Select the lines below containing the word "this".

>> Begin

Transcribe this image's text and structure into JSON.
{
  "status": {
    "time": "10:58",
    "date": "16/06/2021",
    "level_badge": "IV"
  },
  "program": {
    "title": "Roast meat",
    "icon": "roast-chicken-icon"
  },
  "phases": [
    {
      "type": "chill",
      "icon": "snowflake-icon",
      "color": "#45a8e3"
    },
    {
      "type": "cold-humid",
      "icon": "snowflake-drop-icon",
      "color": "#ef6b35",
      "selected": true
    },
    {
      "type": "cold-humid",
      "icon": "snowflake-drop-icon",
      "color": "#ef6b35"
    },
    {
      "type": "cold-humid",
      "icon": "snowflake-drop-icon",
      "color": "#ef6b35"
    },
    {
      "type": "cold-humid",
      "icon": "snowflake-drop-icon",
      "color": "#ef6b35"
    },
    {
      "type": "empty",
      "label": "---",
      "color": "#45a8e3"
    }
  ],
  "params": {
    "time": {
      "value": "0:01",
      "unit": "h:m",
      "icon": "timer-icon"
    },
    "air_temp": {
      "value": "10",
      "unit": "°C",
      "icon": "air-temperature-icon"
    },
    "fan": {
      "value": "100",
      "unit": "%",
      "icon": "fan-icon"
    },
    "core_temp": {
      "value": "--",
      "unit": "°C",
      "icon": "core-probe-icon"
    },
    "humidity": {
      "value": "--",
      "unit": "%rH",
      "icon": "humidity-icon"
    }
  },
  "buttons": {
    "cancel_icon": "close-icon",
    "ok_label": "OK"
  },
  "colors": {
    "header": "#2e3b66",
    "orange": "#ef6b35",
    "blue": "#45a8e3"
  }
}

>> End
>> Begin

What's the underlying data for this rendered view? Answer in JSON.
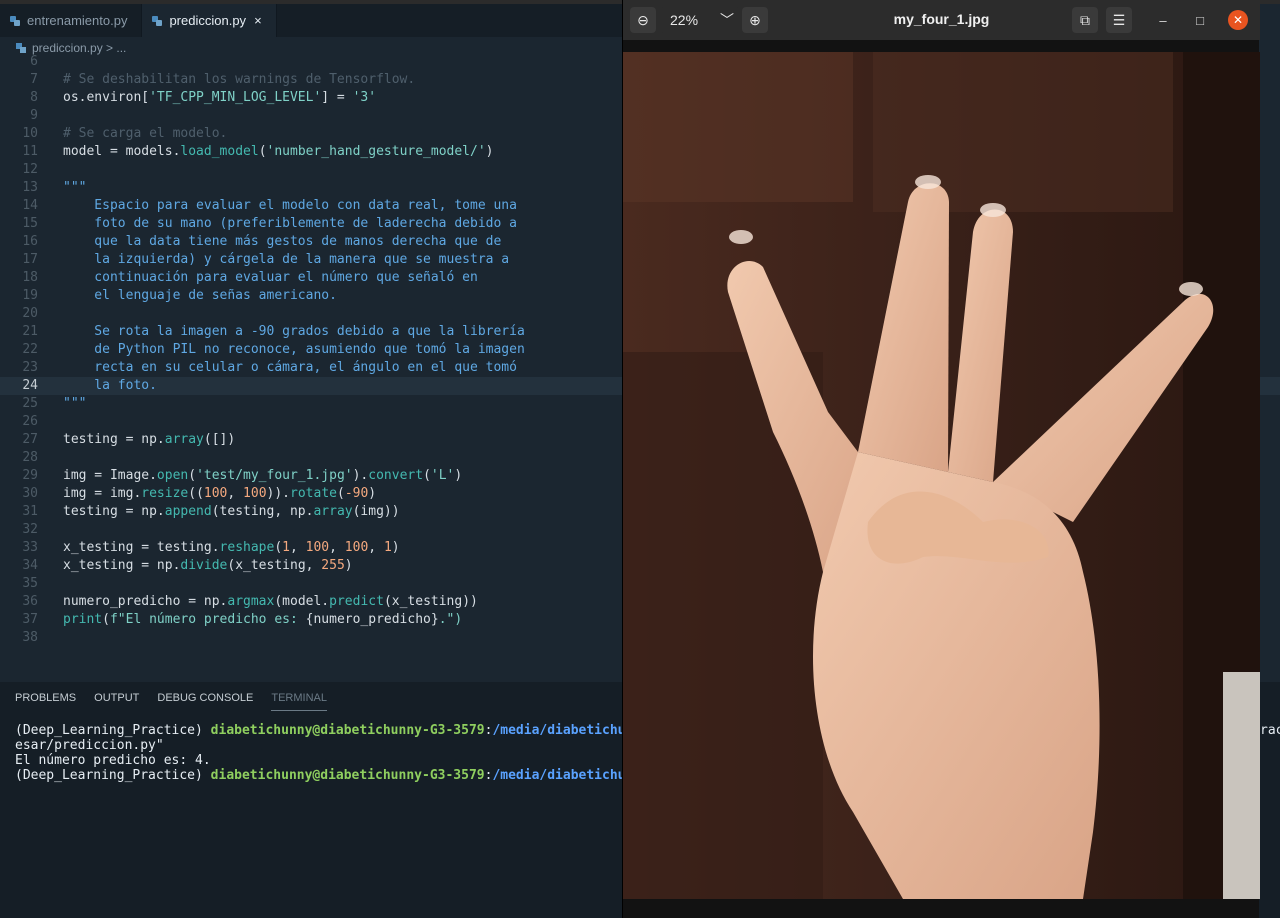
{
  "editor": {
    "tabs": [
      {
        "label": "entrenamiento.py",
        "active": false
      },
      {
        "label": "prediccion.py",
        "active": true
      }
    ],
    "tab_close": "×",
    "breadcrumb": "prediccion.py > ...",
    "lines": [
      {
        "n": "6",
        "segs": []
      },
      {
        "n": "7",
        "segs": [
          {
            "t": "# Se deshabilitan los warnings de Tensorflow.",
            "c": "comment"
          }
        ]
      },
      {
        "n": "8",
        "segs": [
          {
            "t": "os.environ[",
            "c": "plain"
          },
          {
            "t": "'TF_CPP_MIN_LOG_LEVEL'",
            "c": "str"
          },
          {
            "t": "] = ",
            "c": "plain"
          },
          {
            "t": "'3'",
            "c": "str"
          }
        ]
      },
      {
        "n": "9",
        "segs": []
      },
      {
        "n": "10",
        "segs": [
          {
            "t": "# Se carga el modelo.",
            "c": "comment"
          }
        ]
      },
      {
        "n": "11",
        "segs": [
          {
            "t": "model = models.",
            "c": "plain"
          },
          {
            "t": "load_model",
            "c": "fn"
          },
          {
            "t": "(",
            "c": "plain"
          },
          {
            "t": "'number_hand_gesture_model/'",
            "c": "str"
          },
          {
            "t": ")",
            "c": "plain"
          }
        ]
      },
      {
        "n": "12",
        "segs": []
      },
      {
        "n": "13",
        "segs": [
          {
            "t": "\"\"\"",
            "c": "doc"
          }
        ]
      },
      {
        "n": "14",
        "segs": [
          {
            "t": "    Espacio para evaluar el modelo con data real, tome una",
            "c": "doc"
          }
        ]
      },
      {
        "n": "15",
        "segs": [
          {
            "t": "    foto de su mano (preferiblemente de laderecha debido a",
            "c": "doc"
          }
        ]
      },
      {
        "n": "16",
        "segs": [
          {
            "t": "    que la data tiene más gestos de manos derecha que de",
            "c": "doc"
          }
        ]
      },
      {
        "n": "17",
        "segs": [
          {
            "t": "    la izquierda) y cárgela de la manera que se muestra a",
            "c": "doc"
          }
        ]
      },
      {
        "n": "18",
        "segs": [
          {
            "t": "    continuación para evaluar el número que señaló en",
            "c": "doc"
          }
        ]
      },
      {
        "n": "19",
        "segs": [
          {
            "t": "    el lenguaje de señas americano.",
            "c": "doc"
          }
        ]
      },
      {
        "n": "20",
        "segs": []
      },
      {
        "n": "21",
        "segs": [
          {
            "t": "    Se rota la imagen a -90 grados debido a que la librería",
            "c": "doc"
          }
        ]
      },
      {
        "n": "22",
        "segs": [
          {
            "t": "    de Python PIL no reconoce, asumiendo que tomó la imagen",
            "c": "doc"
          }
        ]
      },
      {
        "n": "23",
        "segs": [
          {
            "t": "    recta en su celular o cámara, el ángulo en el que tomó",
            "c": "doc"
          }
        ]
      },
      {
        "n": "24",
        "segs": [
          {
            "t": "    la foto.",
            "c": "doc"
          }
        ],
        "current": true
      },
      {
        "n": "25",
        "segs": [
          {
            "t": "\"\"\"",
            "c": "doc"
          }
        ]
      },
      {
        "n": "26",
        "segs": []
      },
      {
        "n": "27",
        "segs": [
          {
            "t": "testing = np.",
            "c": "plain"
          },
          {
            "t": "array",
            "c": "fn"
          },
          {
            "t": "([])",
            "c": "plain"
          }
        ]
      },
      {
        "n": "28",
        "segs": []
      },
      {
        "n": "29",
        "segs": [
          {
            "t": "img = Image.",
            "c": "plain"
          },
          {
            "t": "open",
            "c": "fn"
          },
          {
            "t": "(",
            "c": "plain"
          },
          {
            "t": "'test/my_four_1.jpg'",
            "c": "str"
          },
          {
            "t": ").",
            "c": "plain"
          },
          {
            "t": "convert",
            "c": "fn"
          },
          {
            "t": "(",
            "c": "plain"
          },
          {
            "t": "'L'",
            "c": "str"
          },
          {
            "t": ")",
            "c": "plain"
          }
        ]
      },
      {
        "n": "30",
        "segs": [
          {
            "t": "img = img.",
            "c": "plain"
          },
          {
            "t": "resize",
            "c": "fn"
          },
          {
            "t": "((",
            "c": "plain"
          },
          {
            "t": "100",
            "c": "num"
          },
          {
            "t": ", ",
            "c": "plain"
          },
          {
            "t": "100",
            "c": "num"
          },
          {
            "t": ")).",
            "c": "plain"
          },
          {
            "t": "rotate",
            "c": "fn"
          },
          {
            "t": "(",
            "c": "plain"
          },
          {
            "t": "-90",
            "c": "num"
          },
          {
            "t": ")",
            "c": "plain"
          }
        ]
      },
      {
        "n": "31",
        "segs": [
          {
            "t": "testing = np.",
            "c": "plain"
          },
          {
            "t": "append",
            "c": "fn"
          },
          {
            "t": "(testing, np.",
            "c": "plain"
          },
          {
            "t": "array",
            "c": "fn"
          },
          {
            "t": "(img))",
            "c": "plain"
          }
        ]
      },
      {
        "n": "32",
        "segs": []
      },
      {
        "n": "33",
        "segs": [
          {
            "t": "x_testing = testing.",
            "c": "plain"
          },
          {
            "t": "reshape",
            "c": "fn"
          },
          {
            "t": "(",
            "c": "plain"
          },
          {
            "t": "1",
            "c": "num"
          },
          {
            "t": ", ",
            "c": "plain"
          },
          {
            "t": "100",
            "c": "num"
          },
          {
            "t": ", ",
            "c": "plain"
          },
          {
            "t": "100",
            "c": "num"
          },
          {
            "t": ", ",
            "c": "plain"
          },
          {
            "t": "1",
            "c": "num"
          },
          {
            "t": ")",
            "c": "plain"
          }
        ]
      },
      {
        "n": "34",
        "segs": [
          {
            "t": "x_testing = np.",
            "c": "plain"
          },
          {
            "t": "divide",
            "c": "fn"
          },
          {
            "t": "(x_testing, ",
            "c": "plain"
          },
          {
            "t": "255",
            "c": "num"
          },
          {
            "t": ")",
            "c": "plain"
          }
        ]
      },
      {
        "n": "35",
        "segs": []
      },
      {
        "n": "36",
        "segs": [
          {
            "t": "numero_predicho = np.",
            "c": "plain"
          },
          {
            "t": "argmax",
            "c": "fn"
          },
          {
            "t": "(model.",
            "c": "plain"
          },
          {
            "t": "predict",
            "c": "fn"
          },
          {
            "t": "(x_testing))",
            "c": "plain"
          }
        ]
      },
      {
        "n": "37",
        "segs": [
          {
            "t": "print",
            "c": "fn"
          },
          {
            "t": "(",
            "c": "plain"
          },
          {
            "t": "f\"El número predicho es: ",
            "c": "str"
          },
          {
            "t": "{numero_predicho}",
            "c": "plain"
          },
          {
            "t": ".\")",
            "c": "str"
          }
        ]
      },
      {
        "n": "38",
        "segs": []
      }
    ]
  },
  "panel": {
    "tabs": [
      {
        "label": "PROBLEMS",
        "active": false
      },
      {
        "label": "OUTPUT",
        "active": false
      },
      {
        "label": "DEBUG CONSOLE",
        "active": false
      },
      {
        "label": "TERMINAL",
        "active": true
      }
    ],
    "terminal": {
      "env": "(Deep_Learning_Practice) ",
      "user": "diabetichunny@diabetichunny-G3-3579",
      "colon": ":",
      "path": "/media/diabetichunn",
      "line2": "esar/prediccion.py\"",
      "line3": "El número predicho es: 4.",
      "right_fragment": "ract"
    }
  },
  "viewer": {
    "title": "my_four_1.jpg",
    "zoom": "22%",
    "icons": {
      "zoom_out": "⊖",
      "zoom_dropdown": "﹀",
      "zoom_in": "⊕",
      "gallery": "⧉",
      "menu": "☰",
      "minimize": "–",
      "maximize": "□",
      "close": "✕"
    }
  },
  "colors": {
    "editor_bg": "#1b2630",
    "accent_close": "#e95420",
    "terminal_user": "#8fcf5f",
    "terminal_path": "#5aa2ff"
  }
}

>> End
>> Begin

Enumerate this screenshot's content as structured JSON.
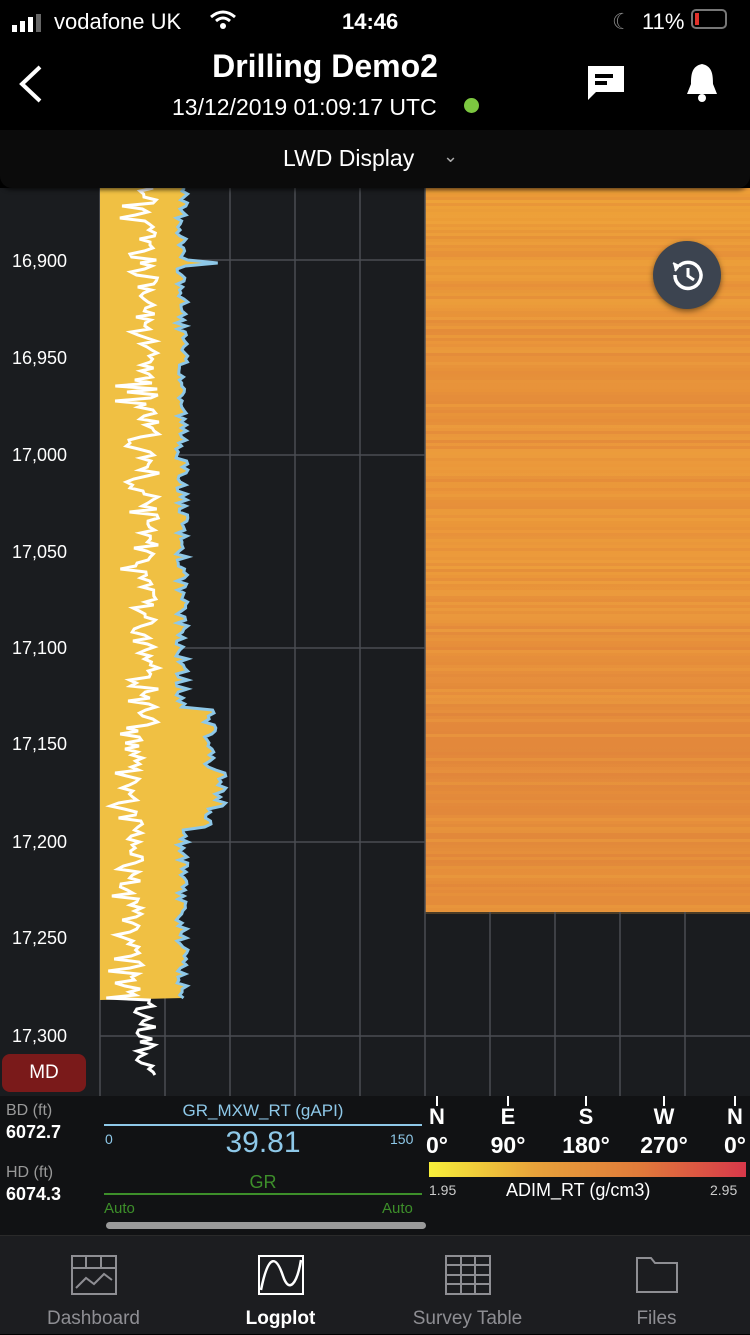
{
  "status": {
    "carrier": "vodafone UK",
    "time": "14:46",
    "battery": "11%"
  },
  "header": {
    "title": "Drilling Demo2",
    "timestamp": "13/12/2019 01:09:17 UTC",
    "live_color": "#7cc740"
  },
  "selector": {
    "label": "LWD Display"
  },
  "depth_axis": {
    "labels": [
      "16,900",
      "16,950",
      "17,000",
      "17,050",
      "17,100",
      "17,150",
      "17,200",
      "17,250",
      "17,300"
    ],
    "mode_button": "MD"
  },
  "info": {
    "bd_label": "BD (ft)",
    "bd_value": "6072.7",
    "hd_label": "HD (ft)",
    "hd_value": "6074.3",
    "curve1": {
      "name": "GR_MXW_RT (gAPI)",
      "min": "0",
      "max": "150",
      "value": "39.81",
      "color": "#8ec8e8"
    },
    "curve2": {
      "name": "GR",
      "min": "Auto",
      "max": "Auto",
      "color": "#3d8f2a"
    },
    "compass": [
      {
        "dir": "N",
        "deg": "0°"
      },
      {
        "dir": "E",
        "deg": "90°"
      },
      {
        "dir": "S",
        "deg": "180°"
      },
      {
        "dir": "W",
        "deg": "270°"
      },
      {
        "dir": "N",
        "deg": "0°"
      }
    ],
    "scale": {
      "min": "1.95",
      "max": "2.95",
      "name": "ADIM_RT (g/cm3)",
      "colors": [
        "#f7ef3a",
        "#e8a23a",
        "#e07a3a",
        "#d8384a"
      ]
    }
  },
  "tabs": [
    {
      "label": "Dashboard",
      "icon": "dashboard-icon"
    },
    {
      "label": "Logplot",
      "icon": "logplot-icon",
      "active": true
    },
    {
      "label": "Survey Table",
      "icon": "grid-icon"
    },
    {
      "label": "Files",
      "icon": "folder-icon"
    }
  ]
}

>> End

Response:
Transcribe this image's text and structure into JSON.
What's the underlying data for this rendered view? Answer in JSON.
Enumerate this screenshot's content as structured JSON.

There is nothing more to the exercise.